● **Prompt**
Where the data below has the string "subtitle", return the whole line.
---- Dataset content
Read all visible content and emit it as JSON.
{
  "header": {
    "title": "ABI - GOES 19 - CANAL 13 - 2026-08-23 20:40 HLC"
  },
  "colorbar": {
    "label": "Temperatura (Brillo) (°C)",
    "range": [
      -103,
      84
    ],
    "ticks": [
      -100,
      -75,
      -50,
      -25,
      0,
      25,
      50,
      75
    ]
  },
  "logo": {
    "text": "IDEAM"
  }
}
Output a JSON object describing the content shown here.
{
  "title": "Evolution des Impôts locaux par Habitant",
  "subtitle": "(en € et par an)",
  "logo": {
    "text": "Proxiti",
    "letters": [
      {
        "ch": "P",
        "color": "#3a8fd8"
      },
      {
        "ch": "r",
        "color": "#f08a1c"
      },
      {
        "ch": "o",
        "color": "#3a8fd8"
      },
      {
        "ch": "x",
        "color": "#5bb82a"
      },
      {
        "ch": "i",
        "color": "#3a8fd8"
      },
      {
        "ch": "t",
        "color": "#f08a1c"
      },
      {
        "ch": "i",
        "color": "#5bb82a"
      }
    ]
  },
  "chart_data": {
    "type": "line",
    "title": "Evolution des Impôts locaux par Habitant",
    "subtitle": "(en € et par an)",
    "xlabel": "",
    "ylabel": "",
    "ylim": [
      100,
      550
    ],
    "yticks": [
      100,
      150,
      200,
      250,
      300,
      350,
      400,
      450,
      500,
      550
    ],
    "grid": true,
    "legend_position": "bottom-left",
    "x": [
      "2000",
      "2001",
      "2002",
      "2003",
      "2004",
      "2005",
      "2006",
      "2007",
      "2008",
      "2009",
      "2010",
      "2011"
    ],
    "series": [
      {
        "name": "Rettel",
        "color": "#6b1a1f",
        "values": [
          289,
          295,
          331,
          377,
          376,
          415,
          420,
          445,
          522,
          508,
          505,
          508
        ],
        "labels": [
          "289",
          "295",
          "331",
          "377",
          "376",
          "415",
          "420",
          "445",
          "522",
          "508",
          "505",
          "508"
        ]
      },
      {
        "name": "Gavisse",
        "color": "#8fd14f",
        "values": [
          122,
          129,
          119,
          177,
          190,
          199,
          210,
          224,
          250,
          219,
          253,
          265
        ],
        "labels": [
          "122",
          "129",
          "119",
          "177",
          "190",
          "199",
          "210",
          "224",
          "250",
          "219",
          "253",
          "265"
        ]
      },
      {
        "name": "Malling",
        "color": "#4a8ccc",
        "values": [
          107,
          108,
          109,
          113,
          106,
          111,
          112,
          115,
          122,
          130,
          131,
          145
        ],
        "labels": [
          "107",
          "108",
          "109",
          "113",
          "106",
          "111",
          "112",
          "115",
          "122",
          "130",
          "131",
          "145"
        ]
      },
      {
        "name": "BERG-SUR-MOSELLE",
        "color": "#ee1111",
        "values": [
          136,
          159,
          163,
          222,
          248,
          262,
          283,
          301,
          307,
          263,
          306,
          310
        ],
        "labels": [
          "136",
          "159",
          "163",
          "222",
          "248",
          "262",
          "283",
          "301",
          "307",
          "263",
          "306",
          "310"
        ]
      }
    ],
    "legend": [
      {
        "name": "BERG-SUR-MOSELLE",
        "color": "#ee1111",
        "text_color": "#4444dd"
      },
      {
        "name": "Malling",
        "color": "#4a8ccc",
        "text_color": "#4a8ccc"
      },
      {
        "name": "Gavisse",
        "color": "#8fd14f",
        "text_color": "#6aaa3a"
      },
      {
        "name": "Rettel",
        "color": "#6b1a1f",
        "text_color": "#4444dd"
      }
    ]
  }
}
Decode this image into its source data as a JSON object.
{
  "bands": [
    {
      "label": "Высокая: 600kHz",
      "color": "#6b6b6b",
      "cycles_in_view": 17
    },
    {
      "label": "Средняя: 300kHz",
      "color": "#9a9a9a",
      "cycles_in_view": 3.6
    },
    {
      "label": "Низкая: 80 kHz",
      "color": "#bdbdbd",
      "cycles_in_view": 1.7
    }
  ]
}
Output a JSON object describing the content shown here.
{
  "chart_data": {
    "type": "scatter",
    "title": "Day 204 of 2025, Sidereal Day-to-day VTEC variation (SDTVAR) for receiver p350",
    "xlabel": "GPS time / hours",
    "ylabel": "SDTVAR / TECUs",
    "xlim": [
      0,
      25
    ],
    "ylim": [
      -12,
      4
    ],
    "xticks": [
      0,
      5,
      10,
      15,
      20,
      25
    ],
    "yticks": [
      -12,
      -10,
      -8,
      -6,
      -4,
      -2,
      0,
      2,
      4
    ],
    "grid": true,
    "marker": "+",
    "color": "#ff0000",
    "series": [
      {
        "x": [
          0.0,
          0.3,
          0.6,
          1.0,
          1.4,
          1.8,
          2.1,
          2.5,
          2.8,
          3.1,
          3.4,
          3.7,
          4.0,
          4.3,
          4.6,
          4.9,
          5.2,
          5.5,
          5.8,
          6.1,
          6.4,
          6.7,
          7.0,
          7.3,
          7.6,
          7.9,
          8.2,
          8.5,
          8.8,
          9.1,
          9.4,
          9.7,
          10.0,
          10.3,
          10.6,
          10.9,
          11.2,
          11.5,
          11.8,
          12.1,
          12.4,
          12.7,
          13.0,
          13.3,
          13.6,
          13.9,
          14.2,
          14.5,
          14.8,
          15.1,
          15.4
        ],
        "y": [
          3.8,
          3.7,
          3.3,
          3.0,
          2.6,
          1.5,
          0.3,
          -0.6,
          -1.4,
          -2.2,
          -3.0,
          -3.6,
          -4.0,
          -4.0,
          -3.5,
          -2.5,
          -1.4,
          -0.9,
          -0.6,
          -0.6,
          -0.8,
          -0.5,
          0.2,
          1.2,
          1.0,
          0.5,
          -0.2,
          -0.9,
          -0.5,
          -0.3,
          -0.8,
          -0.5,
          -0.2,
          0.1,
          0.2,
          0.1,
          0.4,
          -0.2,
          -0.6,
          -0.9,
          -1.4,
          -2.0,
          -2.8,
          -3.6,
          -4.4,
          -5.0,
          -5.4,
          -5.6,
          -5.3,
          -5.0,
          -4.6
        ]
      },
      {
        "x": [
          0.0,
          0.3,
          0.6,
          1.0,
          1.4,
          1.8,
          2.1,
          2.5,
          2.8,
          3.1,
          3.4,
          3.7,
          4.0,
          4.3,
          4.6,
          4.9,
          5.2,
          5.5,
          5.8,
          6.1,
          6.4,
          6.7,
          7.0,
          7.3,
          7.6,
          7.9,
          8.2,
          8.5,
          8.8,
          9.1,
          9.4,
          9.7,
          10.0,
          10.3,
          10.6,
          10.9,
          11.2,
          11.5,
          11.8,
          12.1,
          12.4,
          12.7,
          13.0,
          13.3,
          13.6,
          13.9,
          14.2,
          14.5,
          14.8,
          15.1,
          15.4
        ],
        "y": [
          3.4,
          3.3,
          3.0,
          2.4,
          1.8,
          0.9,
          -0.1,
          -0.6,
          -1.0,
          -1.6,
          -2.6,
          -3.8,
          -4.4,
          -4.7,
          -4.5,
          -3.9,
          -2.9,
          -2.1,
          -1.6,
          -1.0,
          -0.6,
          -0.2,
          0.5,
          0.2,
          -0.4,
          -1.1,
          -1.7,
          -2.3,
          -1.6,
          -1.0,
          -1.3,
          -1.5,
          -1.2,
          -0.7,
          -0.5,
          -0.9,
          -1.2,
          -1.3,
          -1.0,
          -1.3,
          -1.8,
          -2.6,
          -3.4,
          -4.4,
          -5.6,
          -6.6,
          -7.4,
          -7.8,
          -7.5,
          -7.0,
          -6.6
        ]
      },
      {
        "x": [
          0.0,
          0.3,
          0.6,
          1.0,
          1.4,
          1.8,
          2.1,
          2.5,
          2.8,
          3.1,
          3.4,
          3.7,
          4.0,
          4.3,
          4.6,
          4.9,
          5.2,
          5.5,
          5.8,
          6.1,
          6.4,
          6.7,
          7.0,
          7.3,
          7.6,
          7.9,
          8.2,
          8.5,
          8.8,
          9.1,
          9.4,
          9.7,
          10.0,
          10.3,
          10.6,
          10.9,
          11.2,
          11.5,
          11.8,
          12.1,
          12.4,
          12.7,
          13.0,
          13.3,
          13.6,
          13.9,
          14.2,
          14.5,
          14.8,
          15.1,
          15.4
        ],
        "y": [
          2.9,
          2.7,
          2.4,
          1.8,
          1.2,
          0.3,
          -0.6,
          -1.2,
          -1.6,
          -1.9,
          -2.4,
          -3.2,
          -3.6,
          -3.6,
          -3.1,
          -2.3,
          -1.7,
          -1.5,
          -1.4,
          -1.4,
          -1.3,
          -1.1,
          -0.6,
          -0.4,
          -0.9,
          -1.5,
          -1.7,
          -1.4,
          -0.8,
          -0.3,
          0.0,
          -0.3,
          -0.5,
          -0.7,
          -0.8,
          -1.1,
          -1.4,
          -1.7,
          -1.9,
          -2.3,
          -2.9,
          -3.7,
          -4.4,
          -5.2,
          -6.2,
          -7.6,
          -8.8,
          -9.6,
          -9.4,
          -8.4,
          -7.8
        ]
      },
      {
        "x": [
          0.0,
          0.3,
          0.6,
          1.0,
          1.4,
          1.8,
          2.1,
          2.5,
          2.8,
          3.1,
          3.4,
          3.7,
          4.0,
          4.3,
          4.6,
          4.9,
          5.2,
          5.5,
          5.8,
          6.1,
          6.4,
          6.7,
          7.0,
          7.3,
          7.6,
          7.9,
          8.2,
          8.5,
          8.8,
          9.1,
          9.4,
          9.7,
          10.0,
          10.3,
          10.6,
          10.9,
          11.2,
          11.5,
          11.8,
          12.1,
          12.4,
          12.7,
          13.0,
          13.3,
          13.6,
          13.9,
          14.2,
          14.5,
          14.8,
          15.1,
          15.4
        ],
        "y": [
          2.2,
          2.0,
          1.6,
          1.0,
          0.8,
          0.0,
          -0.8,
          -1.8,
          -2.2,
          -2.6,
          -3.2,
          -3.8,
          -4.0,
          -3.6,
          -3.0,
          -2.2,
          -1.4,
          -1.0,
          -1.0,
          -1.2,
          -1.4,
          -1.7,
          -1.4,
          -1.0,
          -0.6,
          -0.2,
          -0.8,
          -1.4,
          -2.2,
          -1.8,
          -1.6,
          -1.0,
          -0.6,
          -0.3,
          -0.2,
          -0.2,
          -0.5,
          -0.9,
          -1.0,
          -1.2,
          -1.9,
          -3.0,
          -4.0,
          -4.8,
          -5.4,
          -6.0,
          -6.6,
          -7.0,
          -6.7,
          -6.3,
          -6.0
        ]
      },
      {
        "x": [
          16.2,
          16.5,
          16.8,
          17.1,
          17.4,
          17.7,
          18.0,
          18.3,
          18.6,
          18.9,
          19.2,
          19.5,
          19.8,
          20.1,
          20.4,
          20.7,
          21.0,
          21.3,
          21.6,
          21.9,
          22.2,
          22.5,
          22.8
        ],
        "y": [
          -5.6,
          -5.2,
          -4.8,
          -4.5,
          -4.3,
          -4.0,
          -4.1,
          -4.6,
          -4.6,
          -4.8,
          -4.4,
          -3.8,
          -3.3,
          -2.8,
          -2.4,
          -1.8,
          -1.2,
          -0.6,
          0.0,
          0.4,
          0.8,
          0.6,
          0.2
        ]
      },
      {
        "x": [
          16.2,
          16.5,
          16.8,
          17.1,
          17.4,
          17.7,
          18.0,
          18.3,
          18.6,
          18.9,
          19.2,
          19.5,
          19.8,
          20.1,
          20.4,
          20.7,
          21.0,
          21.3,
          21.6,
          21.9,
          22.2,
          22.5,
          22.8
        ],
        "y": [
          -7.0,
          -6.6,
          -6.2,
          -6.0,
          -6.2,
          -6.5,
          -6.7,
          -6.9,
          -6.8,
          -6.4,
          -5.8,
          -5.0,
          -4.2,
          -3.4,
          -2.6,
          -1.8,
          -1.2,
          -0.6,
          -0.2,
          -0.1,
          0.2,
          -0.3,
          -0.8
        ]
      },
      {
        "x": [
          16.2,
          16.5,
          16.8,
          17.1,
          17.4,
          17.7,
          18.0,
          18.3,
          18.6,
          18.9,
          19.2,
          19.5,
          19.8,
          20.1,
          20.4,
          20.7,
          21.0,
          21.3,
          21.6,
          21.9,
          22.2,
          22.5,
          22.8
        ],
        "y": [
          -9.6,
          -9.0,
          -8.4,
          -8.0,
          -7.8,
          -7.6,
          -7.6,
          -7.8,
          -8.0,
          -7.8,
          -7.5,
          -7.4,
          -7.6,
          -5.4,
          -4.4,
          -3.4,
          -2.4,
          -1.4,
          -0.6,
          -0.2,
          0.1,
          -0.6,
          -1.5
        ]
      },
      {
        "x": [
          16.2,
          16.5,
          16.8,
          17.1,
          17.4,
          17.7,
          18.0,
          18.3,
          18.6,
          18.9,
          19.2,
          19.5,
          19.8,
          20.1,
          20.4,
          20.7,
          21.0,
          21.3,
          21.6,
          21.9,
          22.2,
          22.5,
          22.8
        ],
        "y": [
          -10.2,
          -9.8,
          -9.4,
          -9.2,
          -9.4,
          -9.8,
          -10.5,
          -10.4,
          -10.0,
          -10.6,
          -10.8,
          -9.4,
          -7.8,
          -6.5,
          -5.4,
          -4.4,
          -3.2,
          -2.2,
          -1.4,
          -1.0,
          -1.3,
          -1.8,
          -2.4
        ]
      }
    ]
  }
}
--------
● **Task response**
  "subtitle": "(en € et par an)",
    "subtitle": "(en € et par an)",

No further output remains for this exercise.